**Short exercise:**
Rewrite each entry in the listing, replacing "List" with "Name" and leaving everything else unchanged. Leave the pictures out of your answer.
## START Supplied records
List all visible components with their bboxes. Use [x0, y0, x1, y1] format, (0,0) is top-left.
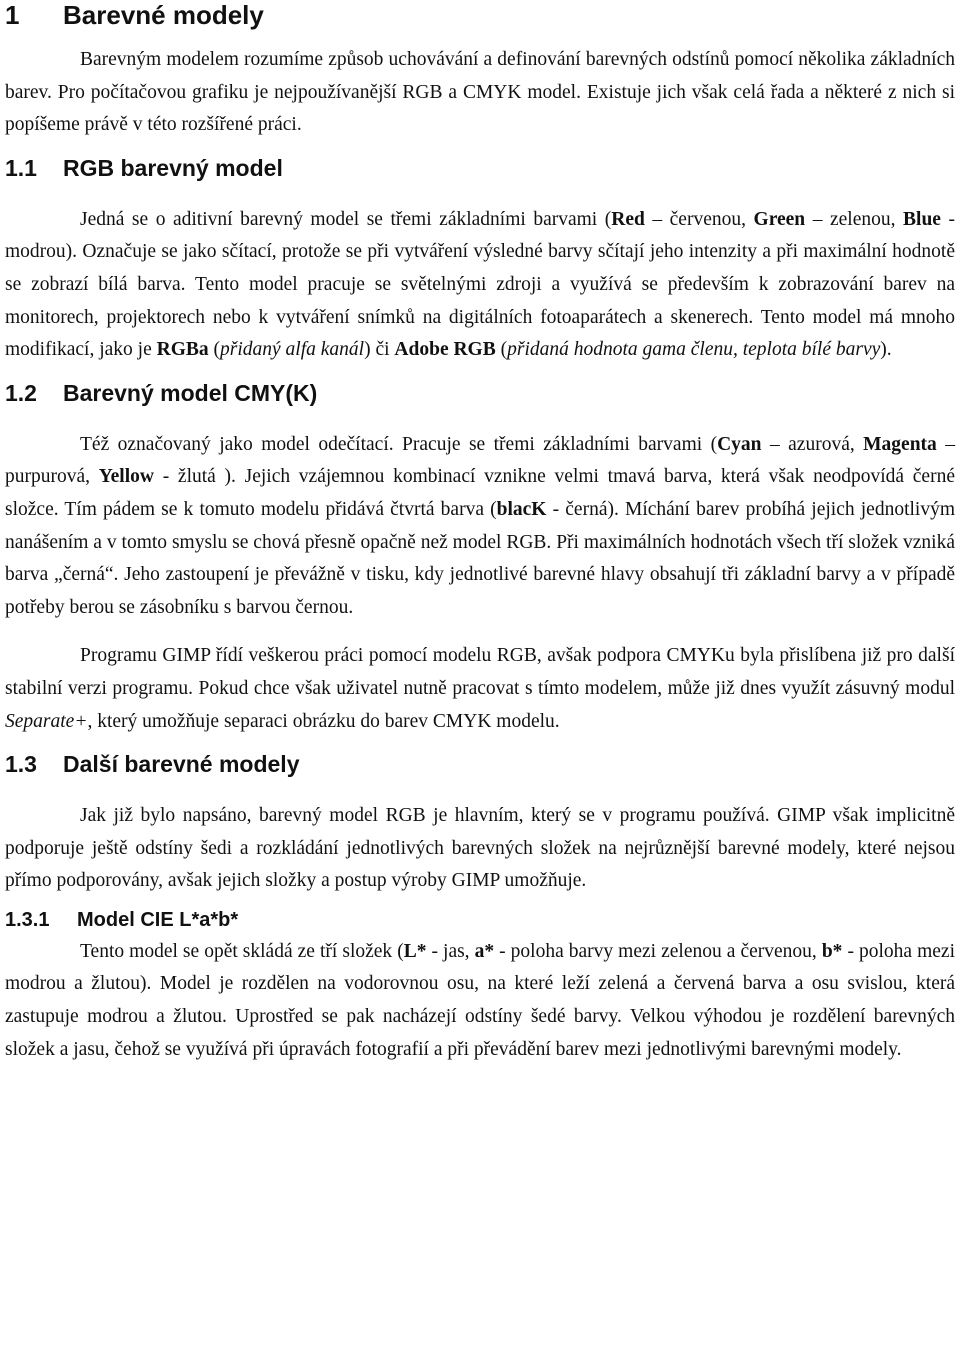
term-magenta: Magenta — [863, 433, 937, 455]
text-run: Jedná se o aditivní barevný model se třemi základními barvami ( — [80, 208, 612, 230]
text-run: – červenou, — [644, 208, 754, 230]
text-run: – zelenou, — [805, 208, 904, 230]
term-blue: Blue — [903, 208, 941, 230]
term-cyan: Cyan — [717, 433, 762, 455]
text-run: - jas, — [426, 940, 475, 962]
text-run: , který umožňuje separaci obrázku do barev CMYK modelu. — [87, 710, 560, 732]
section-number: 1.3 — [5, 751, 37, 778]
text-run: ). — [880, 339, 892, 361]
term-a: a* — [474, 940, 495, 962]
text-run: – purpurová, — [5, 433, 955, 488]
paragraph-gimp-cmyk — [5, 640, 955, 738]
text-run: – azurová, — [761, 433, 864, 455]
paragraph-other-models: Jak již bylo napsáno, barevný model RGB je hlavním, který se v programu používá. GIMP však implicitně podporuje ještě odstíny šedi a rozkládání jednotlivých barevných složek na nejrůznější barevné modely, které nejsou přímo podporovány, avšak jejich složky a postup výroby GIMP umožňuje. — [5, 805, 955, 892]
text-run: Tento model se opět skládá ze tří složek ( — [80, 940, 404, 962]
heading-section-1-3-1 — [5, 908, 955, 932]
text-run: - žlutá ). Jejich vzájemnou kombinací vznikne velmi tmavá barva, která však neodpovídá černé složce. Tím pádem se k tomuto modelu přidává čtvrtá barva ( — [5, 466, 955, 520]
text-run: - černá). Míchání barev probíhá jejich jednotlivým nanášením a v tomto smyslu se chová přesně opačně než model RGB. Při maximálních hodnotách všech tří složek vzniká barva „černá“. Jeho zastoupení je převážně v tisku, kdy jednotlivé barevné hlavy obsahují tři základní barvy a v případě potřeby berou se zásobníku s barvou černou. — [5, 498, 955, 618]
term-yellow: Yellow — [98, 466, 154, 488]
section-number: 1.3.1 — [5, 908, 50, 931]
term-green: Green — [753, 208, 806, 230]
text-run: ( — [208, 339, 221, 361]
note-rgba: přidaný alfa kanál — [220, 339, 365, 361]
term-red: Red — [611, 208, 645, 230]
term-separate-plugin: Separate+ — [5, 710, 88, 732]
section-title: Model CIE L*a*b* — [77, 908, 239, 931]
term-b: b* — [821, 940, 843, 962]
term-rgba: RGBa — [156, 339, 209, 361]
text-run: Programu GIMP řídí veškerou práci pomocí modelu RGB, avšak podpora CMYKu byla přislíbena již pro další stabilní verzi programu. Pokud chce však uživatel nutně pracovat s tímto modelem, může již dnes využít zásuvný modul — [5, 645, 955, 699]
section-title: Barevné modely — [63, 0, 264, 30]
heading-section-1-1 — [5, 154, 955, 182]
paragraph-cie-lab — [5, 936, 955, 1066]
section-number: 1 — [5, 0, 20, 30]
text-run: - poloha mezi modrou a žlutou). Model je rozdělen na vodorovnou osu, na které leží zelená a červená barva a osu svislou, která zastupuje modrou a žlutou. Uprostřed se pak nacházejí odstíny šedé barvy. Velkou výhodou je rozdělení barevných složek a jasu, čehož se využívá při úpravách fotografií a při převádění barev mezi jednotlivými barevnými modely. — [5, 940, 955, 1060]
text-run: - poloha barvy mezi zelenou a červenou, — [494, 940, 822, 962]
heading-section-1-3 — [5, 750, 955, 778]
term-adobe-rgb: Adobe RGB — [394, 339, 496, 361]
heading-section-1 — [5, 0, 955, 30]
term-black: blacK — [496, 498, 547, 520]
note-adobe-rgb: přidaná hodnota gama členu, teplota bílé barvy — [507, 339, 881, 361]
section-title: Barevný model CMY(K) — [63, 379, 318, 406]
section-title: Další barevné modely — [63, 751, 300, 778]
paragraph-rgb — [5, 204, 955, 367]
paragraph-intro: Barevným modelem rozumíme způsob uchovávání a definování barevných odstínů pomocí několika základních barev. Pro počítačovou grafiku je nejpoužívanější RGB a CMYK model. Existuje jich však celá řada a některé z nich si popíšeme právě v této rozšířené práci. — [5, 49, 955, 136]
term-l: L* — [403, 940, 427, 962]
text-run: Též označovaný jako model odečítací. Pracuje se třemi základními barvami ( — [80, 433, 718, 455]
heading-section-1-2 — [5, 379, 955, 407]
text-run: ) či — [364, 339, 395, 361]
text-run: - modrou). Označuje se jako sčítací, protože se při vytváření výsledné barvy sčítají jeho intenzity a při maximální hodnotě se zobrazí bílá barva. Tento model pracuje se světelnými zdroji a využívá se především k zobrazování barev na monitorech, projektorech nebo k vytváření snímků na digitálních fotoaparátech a skenerech. Tento model má mnoho modifikací, jako je — [5, 208, 955, 361]
paragraph-cmyk — [5, 429, 955, 625]
section-number: 1.1 — [5, 154, 37, 181]
text-run: ( — [495, 339, 508, 361]
section-number: 1.2 — [5, 379, 37, 406]
section-title: RGB barevný model — [63, 154, 283, 181]
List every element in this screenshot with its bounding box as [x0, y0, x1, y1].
## END Supplied records
**The reply:**
Name all visible components with their bboxes. Use [x0, y0, x1, y1] format, (0,0) is top-left.
term-magenta: Magenta — [863, 433, 937, 455]
text-run: Jedná se o aditivní barevný model se třemi základními barvami ( — [80, 208, 612, 230]
text-run: – červenou, — [644, 208, 754, 230]
text-run: – zelenou, — [805, 208, 904, 230]
term-blue: Blue — [903, 208, 941, 230]
term-cyan: Cyan — [717, 433, 762, 455]
text-run: - jas, — [426, 940, 475, 962]
text-run: , který umožňuje separaci obrázku do barev CMYK modelu. — [87, 710, 560, 732]
section-number: 1.3 — [5, 751, 37, 778]
text-run: ). — [880, 339, 892, 361]
term-a: a* — [474, 940, 495, 962]
text-run: – purpurová, — [5, 433, 955, 488]
paragraph-gimp-cmyk — [5, 640, 955, 738]
text-run: – azurová, — [761, 433, 864, 455]
paragraph-other-models: Jak již bylo napsáno, barevný model RGB je hlavním, který se v programu používá. GIMP však implicitně podporuje ještě odstíny šedi a rozkládání jednotlivých barevných složek na nejrůznější barevné modely, které nejsou přímo podporovány, avšak jejich složky a postup výroby GIMP umožňuje. — [5, 805, 955, 892]
text-run: Tento model se opět skládá ze tří složek ( — [80, 940, 404, 962]
heading-section-1-3-1 — [5, 908, 955, 932]
text-run: - žlutá ). Jejich vzájemnou kombinací vznikne velmi tmavá barva, která však neodpovídá černé složce. Tím pádem se k tomuto modelu přidává čtvrtá barva ( — [5, 466, 955, 520]
text-run: - černá). Míchání barev probíhá jejich jednotlivým nanášením a v tomto smyslu se chová přesně opačně než model RGB. Při maximálních hodnotách všech tří složek vzniká barva „černá“. Jeho zastoupení je převážně v tisku, kdy jednotlivé barevné hlavy obsahují tři základní barvy a v případě potřeby berou se zásobníku s barvou černou. — [5, 498, 955, 618]
term-yellow: Yellow — [98, 466, 154, 488]
section-number: 1.3.1 — [5, 908, 50, 931]
term-green: Green — [753, 208, 806, 230]
text-run: ( — [208, 339, 221, 361]
note-rgba: přidaný alfa kanál — [220, 339, 365, 361]
term-red: Red — [611, 208, 645, 230]
term-separate-plugin: Separate+ — [5, 710, 88, 732]
section-title: Model CIE L*a*b* — [77, 908, 239, 931]
term-b: b* — [821, 940, 843, 962]
term-rgba: RGBa — [156, 339, 209, 361]
text-run: Programu GIMP řídí veškerou práci pomocí modelu RGB, avšak podpora CMYKu byla přislíbena již pro další stabilní verzi programu. Pokud chce však uživatel nutně pracovat s tímto modelem, může již dnes využít zásuvný modul — [5, 645, 955, 699]
section-title: Barevné modely — [63, 0, 264, 30]
heading-section-1-1 — [5, 154, 955, 182]
paragraph-cie-lab — [5, 936, 955, 1066]
section-number: 1 — [5, 0, 20, 30]
text-run: - poloha mezi modrou a žlutou). Model je rozdělen na vodorovnou osu, na které leží zelená a červená barva a osu svislou, která zastupuje modrou a žlutou. Uprostřed se pak nacházejí odstíny šedé barvy. Velkou výhodou je rozdělení barevných složek a jasu, čehož se využívá při úpravách fotografií a při převádění barev mezi jednotlivými barevnými modely. — [5, 940, 955, 1060]
text-run: - poloha barvy mezi zelenou a červenou, — [494, 940, 822, 962]
heading-section-1-3 — [5, 750, 955, 778]
term-adobe-rgb: Adobe RGB — [394, 339, 496, 361]
heading-section-1 — [5, 0, 955, 30]
term-black: blacK — [496, 498, 547, 520]
note-adobe-rgb: přidaná hodnota gama členu, teplota bílé barvy — [507, 339, 881, 361]
section-title: Barevný model CMY(K) — [63, 379, 318, 406]
section-title: Další barevné modely — [63, 751, 300, 778]
paragraph-rgb — [5, 204, 955, 367]
paragraph-intro: Barevným modelem rozumíme způsob uchovávání a definování barevných odstínů pomocí několika základních barev. Pro počítačovou grafiku je nejpoužívanější RGB a CMYK model. Existuje jich však celá řada a některé z nich si popíšeme právě v této rozšířené práci. — [5, 49, 955, 136]
term-l: L* — [403, 940, 427, 962]
text-run: Též označovaný jako model odečítací. Pracuje se třemi základními barvami ( — [80, 433, 718, 455]
heading-section-1-2 — [5, 379, 955, 407]
text-run: ) či — [364, 339, 395, 361]
text-run: - modrou). Označuje se jako sčítací, protože se při vytváření výsledné barvy sčítají jeho intenzity a při maximální hodnotě se zobrazí bílá barva. Tento model pracuje se světelnými zdroji a využívá se především k zobrazování barev na monitorech, projektorech nebo k vytváření snímků na digitálních fotoaparátech a skenerech. Tento model má mnoho modifikací, jako je — [5, 208, 955, 361]
paragraph-cmyk — [5, 429, 955, 625]
section-number: 1.1 — [5, 154, 37, 181]
text-run: ( — [495, 339, 508, 361]
section-number: 1.2 — [5, 379, 37, 406]
section-title: RGB barevný model — [63, 154, 283, 181]
Name every element in this screenshot with its bounding box as [x0, y0, x1, y1].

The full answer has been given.